**Stated goal:** Review the material line by line. Identify and copy every line that contains the string "JSON".

-- Begin Given records --

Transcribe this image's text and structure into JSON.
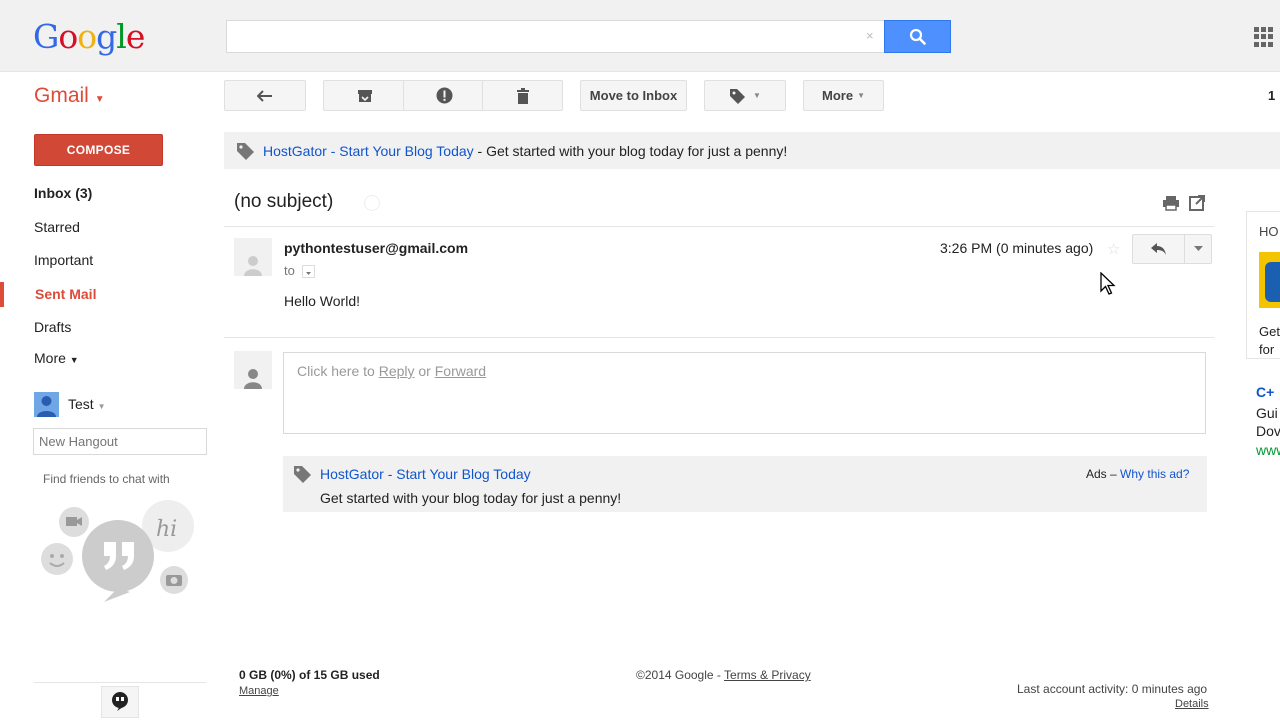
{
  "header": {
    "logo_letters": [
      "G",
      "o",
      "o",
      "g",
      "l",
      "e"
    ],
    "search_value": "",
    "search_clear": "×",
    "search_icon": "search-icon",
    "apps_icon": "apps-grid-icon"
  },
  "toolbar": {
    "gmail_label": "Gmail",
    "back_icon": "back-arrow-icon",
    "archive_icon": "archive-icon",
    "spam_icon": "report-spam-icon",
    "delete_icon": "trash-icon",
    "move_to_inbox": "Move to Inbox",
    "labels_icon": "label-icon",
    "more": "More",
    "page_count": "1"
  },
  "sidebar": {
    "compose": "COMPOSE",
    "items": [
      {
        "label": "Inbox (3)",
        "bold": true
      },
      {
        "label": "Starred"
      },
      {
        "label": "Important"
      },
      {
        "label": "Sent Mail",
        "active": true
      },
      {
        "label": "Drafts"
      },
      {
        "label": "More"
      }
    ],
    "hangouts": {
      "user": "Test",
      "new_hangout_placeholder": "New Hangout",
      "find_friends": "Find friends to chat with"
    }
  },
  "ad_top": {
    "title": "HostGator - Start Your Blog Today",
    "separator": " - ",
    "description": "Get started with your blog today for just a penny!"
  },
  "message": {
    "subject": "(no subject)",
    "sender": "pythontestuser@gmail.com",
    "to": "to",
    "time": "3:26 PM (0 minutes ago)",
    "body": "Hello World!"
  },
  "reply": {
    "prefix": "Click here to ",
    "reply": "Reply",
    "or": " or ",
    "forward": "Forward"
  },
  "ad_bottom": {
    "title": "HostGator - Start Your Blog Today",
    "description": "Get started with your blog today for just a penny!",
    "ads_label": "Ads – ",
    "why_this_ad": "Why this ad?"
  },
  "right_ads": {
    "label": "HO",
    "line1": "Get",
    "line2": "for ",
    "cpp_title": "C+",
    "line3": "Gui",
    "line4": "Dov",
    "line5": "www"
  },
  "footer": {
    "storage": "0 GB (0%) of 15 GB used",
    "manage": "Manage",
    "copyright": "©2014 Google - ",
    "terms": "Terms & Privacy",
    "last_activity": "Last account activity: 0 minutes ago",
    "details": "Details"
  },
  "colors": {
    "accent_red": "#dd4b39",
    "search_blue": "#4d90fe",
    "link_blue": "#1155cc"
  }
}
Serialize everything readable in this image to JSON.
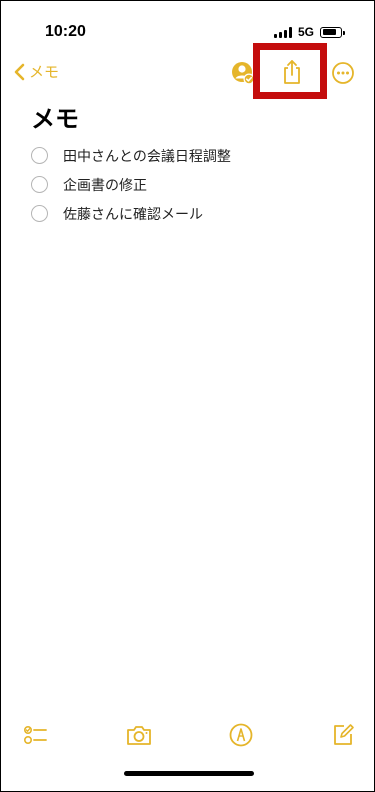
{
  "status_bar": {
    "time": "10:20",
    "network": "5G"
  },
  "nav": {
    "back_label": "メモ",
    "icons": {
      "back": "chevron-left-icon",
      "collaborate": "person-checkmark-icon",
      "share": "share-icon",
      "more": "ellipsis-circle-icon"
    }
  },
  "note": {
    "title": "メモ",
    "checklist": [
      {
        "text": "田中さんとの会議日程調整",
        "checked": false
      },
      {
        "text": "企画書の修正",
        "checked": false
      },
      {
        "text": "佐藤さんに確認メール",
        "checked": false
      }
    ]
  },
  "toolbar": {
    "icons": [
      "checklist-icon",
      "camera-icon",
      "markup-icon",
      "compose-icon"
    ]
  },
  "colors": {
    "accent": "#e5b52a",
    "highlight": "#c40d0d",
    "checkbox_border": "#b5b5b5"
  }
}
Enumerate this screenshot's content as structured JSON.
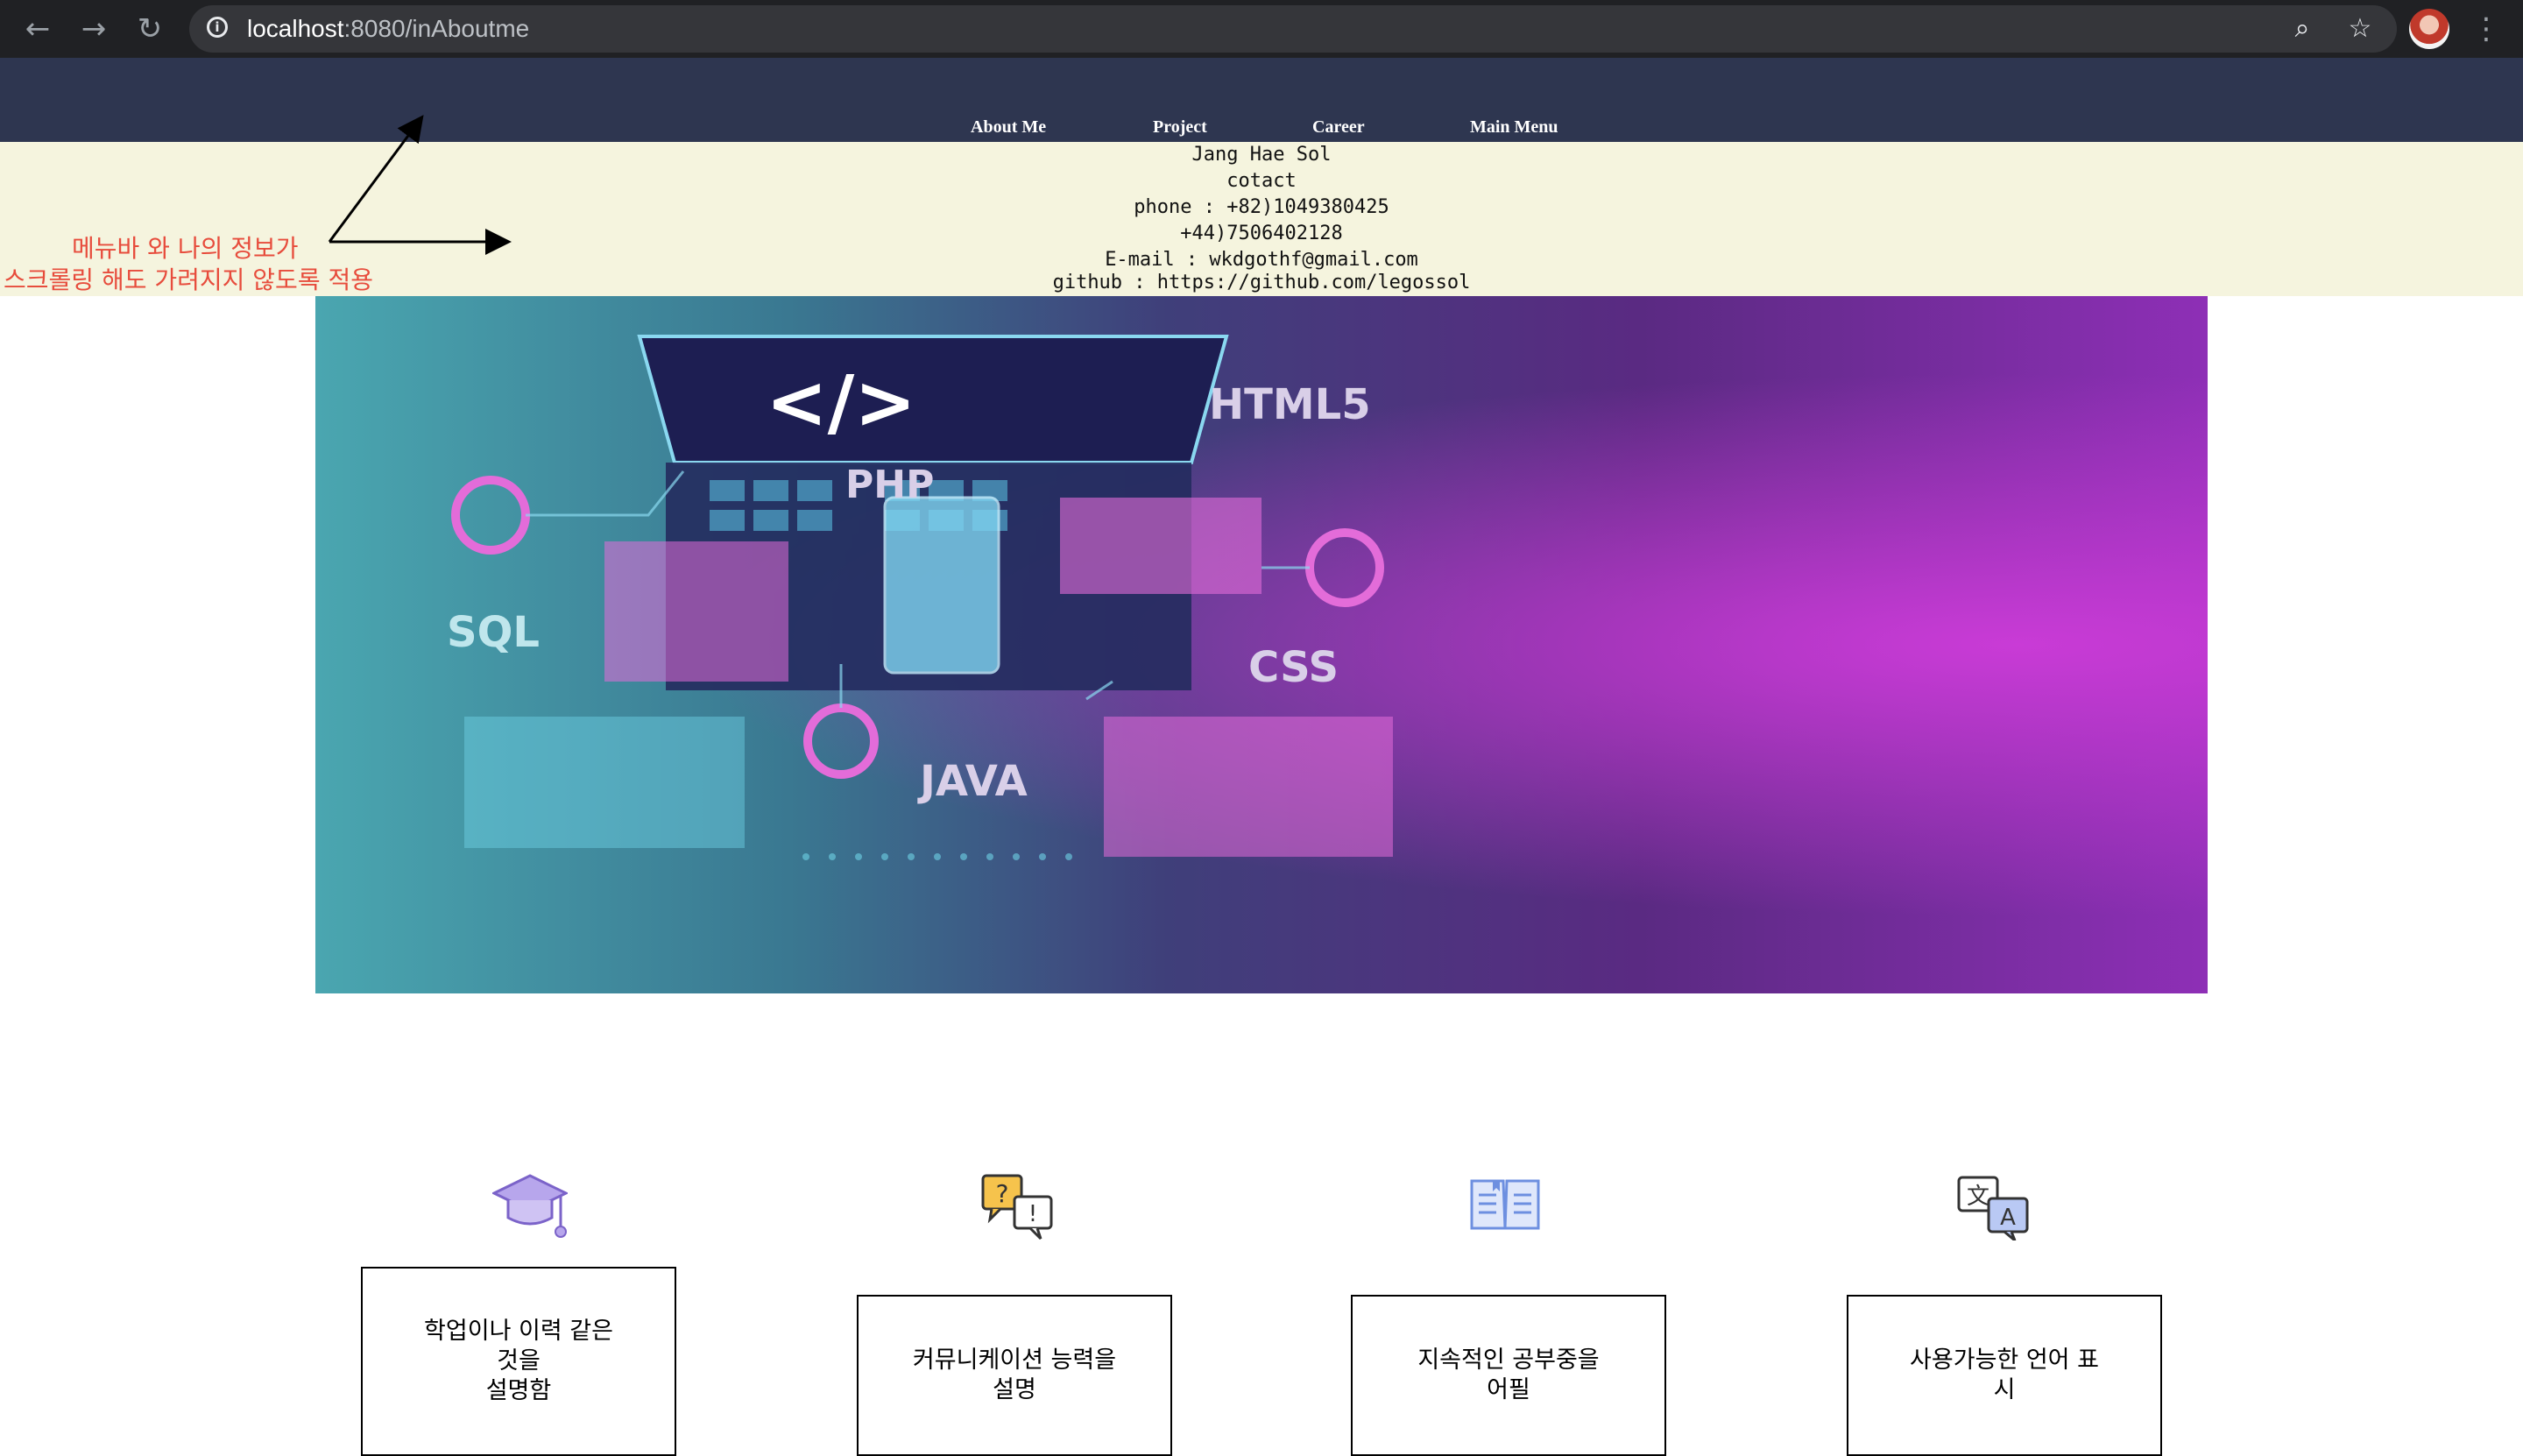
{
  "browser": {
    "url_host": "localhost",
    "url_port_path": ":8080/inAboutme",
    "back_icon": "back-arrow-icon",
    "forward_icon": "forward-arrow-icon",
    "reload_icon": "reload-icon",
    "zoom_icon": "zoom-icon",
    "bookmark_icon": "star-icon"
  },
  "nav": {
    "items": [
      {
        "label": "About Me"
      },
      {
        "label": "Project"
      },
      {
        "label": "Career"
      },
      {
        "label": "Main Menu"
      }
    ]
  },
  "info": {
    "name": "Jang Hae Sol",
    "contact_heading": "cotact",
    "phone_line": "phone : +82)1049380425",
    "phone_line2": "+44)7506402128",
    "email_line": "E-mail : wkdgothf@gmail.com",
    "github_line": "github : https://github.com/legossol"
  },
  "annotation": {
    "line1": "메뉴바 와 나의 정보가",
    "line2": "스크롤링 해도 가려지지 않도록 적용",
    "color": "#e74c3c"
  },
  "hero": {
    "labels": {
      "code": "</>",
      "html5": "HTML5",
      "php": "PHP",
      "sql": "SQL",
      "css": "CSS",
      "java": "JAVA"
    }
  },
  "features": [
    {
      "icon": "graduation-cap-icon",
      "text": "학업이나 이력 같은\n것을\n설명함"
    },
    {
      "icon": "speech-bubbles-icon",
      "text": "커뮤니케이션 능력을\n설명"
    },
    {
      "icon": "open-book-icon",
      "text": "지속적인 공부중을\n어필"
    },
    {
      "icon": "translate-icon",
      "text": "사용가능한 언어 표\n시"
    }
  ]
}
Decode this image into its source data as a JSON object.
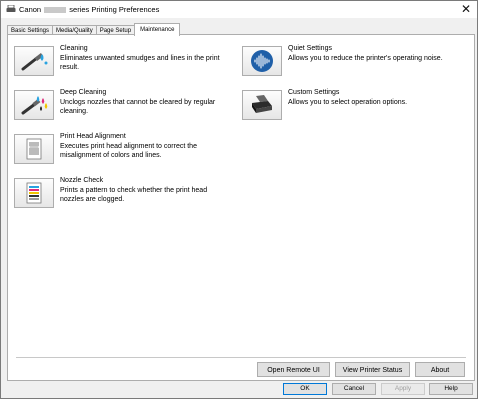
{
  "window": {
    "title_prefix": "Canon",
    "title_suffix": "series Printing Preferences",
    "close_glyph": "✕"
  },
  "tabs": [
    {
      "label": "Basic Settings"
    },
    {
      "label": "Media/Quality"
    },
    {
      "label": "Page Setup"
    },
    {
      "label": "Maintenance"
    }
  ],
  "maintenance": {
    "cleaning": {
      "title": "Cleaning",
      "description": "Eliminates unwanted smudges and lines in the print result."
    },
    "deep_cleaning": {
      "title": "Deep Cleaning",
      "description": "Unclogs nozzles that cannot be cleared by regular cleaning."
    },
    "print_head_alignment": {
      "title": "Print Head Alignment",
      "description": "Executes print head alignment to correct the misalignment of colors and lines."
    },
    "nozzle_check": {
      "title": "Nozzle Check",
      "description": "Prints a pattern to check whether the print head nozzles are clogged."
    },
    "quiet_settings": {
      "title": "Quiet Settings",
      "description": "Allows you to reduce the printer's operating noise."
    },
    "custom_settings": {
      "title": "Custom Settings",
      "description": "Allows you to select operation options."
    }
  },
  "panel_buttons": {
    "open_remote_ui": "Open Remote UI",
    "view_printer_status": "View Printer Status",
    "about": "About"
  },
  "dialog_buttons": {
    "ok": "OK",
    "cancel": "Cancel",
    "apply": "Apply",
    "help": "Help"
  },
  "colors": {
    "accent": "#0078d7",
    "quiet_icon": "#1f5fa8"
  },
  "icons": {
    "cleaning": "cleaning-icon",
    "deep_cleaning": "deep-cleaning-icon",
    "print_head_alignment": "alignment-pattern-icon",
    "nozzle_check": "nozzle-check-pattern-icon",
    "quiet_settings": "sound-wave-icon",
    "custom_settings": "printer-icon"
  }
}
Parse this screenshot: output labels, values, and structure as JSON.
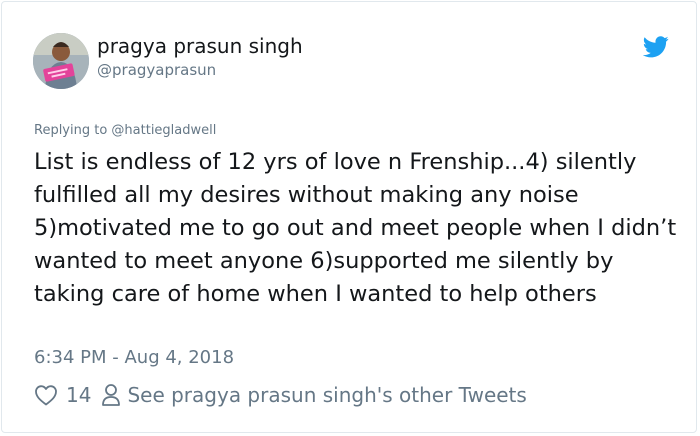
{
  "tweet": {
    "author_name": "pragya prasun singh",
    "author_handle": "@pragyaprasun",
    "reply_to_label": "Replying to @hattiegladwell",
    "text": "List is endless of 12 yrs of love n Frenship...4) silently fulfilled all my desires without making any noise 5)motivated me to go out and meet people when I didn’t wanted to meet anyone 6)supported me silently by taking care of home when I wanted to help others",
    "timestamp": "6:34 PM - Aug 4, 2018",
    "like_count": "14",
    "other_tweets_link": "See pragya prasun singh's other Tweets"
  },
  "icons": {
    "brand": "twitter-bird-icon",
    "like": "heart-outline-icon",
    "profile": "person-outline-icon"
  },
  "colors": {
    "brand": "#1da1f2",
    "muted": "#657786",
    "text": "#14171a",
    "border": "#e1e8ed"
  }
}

-- End Given records --

**Solution for this exercise:**
Transcribe this image's text and structure into JSON.
Serialize everything readable in this image to JSON.
Enumerate this screenshot's content as structured JSON.
Decode this image into its source data as a JSON object.
Parse this screenshot: output labels, values, and structure as JSON.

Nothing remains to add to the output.